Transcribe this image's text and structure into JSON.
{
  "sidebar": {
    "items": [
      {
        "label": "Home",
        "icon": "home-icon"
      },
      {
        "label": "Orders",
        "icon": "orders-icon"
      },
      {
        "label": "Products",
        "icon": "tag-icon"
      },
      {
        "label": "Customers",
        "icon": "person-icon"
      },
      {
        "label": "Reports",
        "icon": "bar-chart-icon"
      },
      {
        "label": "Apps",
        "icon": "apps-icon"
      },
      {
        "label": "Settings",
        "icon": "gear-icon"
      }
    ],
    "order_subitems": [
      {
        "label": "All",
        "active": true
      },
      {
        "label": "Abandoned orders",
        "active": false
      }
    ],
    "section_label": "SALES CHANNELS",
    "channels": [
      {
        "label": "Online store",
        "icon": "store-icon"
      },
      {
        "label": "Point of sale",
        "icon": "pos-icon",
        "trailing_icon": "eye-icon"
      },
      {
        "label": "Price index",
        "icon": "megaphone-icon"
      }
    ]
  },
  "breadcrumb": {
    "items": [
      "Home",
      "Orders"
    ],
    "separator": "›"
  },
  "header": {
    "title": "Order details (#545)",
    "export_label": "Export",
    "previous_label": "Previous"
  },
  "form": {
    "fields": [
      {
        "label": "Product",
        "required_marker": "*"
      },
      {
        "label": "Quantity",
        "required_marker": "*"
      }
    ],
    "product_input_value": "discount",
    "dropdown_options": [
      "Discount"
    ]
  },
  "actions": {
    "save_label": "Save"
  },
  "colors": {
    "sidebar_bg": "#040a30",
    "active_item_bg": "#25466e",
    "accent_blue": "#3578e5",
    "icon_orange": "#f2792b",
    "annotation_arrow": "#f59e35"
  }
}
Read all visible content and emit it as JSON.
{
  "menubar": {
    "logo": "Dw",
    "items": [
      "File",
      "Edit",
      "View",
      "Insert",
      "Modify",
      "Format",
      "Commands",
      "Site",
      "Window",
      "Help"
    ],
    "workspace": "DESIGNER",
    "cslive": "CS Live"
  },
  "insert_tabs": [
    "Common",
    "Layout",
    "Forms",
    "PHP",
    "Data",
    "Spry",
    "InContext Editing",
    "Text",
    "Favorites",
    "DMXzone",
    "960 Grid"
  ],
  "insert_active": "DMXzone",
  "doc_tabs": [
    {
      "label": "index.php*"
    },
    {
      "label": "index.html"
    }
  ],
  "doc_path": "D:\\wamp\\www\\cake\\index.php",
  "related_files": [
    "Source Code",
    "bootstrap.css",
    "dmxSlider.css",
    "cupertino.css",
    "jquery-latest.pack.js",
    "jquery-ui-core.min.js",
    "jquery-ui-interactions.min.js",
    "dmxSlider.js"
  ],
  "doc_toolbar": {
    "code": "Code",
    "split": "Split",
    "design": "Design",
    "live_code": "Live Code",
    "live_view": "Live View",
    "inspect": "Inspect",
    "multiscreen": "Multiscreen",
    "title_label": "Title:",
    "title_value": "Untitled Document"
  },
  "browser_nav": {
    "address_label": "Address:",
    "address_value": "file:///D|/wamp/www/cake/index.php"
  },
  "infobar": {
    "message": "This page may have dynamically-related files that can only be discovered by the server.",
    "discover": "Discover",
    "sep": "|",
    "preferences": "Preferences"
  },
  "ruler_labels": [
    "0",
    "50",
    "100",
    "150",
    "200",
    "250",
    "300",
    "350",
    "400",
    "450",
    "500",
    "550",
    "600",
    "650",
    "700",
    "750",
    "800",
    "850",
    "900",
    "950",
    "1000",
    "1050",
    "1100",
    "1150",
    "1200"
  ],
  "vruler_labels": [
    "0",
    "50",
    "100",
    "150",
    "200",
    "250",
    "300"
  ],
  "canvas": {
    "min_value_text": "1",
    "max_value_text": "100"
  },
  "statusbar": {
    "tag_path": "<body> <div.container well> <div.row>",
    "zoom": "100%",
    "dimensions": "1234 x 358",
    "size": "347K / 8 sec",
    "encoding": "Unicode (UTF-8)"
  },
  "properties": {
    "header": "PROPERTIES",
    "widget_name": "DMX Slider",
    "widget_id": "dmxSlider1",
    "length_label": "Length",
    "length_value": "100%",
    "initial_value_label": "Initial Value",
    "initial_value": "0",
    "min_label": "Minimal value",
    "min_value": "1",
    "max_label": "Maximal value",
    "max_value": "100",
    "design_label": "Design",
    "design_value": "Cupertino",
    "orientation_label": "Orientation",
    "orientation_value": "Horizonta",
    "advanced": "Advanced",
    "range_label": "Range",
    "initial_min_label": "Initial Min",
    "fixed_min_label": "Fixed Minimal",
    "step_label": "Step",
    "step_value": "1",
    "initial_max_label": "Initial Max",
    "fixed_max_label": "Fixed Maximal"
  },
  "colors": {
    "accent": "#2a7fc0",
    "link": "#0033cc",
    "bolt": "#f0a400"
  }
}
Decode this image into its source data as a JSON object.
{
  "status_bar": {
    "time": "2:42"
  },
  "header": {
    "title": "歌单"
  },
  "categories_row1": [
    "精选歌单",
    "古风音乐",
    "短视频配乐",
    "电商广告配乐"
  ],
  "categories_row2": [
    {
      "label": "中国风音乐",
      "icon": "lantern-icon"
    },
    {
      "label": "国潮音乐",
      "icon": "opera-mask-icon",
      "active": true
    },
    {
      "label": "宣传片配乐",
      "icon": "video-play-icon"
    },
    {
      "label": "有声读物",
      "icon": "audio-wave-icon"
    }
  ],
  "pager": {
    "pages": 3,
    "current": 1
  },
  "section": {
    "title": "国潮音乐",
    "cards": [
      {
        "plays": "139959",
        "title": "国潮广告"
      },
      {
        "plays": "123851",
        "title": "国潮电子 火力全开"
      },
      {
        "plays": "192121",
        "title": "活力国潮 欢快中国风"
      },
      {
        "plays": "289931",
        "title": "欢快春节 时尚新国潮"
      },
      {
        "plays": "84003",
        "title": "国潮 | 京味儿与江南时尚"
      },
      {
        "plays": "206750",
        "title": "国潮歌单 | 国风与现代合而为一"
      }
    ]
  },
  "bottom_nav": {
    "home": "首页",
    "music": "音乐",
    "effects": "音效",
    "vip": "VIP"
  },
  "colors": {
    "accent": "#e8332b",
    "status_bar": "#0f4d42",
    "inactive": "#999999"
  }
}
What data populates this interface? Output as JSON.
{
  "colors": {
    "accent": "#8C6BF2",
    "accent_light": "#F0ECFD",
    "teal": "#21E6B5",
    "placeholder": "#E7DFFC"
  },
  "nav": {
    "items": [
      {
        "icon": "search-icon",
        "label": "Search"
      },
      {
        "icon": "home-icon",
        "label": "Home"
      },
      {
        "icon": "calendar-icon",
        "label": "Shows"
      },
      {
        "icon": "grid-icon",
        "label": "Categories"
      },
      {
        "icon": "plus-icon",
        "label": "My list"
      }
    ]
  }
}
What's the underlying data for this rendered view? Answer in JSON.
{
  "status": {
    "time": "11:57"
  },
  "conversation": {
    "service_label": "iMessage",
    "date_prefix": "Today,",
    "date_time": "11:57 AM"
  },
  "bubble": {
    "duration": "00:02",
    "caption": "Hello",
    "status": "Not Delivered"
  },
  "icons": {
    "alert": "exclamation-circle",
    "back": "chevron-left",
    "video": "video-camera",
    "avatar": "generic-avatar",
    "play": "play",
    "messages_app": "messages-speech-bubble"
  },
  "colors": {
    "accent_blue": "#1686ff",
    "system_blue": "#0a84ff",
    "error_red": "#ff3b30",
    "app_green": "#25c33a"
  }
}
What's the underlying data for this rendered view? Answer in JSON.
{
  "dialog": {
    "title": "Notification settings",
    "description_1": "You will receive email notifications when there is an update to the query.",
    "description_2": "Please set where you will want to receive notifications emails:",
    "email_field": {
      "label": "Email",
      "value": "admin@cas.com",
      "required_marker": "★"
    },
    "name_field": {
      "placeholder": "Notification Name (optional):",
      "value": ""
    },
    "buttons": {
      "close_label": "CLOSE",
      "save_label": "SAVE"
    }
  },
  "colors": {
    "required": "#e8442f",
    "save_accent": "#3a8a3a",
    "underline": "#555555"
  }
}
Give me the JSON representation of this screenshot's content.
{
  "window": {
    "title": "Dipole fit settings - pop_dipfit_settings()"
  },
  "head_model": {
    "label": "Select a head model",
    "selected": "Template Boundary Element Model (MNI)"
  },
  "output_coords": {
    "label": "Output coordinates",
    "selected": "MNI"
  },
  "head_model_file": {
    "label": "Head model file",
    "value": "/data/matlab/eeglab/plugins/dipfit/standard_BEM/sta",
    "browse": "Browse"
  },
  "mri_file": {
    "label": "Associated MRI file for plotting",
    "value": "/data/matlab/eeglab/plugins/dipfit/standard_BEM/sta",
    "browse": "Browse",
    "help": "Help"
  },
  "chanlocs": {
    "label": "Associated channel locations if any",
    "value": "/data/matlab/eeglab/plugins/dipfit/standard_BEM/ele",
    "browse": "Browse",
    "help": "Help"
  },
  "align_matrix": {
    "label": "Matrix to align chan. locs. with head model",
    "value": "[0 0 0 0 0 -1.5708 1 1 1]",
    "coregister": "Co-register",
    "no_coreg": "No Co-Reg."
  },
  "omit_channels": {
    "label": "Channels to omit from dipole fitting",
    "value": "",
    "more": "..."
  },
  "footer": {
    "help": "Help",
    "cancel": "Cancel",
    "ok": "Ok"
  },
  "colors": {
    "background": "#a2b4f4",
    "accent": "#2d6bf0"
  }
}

◆ **REQUIRED WORK**
Extract all lines that hold the word "notifications".

◆ **RESPONSE**
    "description_1": "You will receive email notifications when there is an update to the query.",
    "description_2": "Please set where you will want to receive notifications emails:",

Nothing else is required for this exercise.